Instructions to follow:
Write out each record below exactly as it appears, with no pictures.

— Begin Provided entries —

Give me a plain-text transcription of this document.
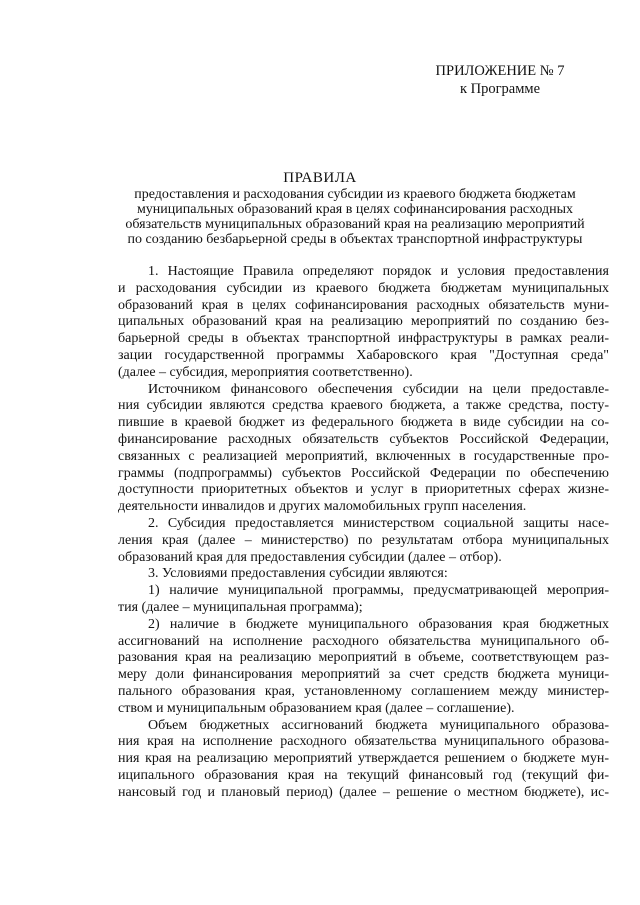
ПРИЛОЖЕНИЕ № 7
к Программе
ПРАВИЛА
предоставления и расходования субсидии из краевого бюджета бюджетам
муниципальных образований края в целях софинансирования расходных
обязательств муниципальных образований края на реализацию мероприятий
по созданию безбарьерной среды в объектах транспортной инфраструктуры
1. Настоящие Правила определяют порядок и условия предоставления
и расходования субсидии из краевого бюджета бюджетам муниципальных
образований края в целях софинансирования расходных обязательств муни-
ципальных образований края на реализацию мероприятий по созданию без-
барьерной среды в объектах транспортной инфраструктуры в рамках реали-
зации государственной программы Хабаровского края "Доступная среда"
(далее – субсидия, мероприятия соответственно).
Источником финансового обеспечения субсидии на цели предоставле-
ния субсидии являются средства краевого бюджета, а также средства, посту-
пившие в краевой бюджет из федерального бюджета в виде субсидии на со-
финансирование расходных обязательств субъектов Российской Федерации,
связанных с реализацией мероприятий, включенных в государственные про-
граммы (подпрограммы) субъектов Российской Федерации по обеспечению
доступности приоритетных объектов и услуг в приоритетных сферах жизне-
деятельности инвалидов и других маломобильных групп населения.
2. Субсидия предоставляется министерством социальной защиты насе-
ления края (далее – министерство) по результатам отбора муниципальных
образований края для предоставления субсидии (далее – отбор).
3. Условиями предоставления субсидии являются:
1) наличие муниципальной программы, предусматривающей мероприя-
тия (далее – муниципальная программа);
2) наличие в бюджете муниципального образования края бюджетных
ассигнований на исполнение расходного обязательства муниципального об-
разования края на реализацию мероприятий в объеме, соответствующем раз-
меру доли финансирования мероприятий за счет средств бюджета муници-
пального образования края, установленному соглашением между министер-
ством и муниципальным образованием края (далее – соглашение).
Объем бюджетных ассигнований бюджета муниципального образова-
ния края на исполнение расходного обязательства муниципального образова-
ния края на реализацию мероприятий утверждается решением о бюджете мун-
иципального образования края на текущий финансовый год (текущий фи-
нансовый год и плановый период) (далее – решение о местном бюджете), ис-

— End Provided entries —

Full answer:
Give me a plain-text transcription of this document.
ПРИЛОЖЕНИЕ № 7
к Программе
ПРАВИЛА
предоставления и расходования субсидии из краевого бюджета бюджетам
муниципальных образований края в целях софинансирования расходных
обязательств муниципальных образований края на реализацию мероприятий
по созданию безбарьерной среды в объектах транспортной инфраструктуры
1. Настоящие Правила определяют порядок и условия предоставления
и расходования субсидии из краевого бюджета бюджетам муниципальных
образований края в целях софинансирования расходных обязательств муни-
ципальных образований края на реализацию мероприятий по созданию без-
барьерной среды в объектах транспортной инфраструктуры в рамках реали-
зации государственной программы Хабаровского края "Доступная среда"
(далее – субсидия, мероприятия соответственно).
Источником финансового обеспечения субсидии на цели предоставле-
ния субсидии являются средства краевого бюджета, а также средства, посту-
пившие в краевой бюджет из федерального бюджета в виде субсидии на со-
финансирование расходных обязательств субъектов Российской Федерации,
связанных с реализацией мероприятий, включенных в государственные про-
граммы (подпрограммы) субъектов Российской Федерации по обеспечению
доступности приоритетных объектов и услуг в приоритетных сферах жизне-
деятельности инвалидов и других маломобильных групп населения.
2. Субсидия предоставляется министерством социальной защиты насе-
ления края (далее – министерство) по результатам отбора муниципальных
образований края для предоставления субсидии (далее – отбор).
3. Условиями предоставления субсидии являются:
1) наличие муниципальной программы, предусматривающей мероприя-
тия (далее – муниципальная программа);
2) наличие в бюджете муниципального образования края бюджетных
ассигнований на исполнение расходного обязательства муниципального об-
разования края на реализацию мероприятий в объеме, соответствующем раз-
меру доли финансирования мероприятий за счет средств бюджета муници-
пального образования края, установленному соглашением между министер-
ством и муниципальным образованием края (далее – соглашение).
Объем бюджетных ассигнований бюджета муниципального образова-
ния края на исполнение расходного обязательства муниципального образова-
ния края на реализацию мероприятий утверждается решением о бюджете мун-
иципального образования края на текущий финансовый год (текущий фи-
нансовый год и плановый период) (далее – решение о местном бюджете), ис-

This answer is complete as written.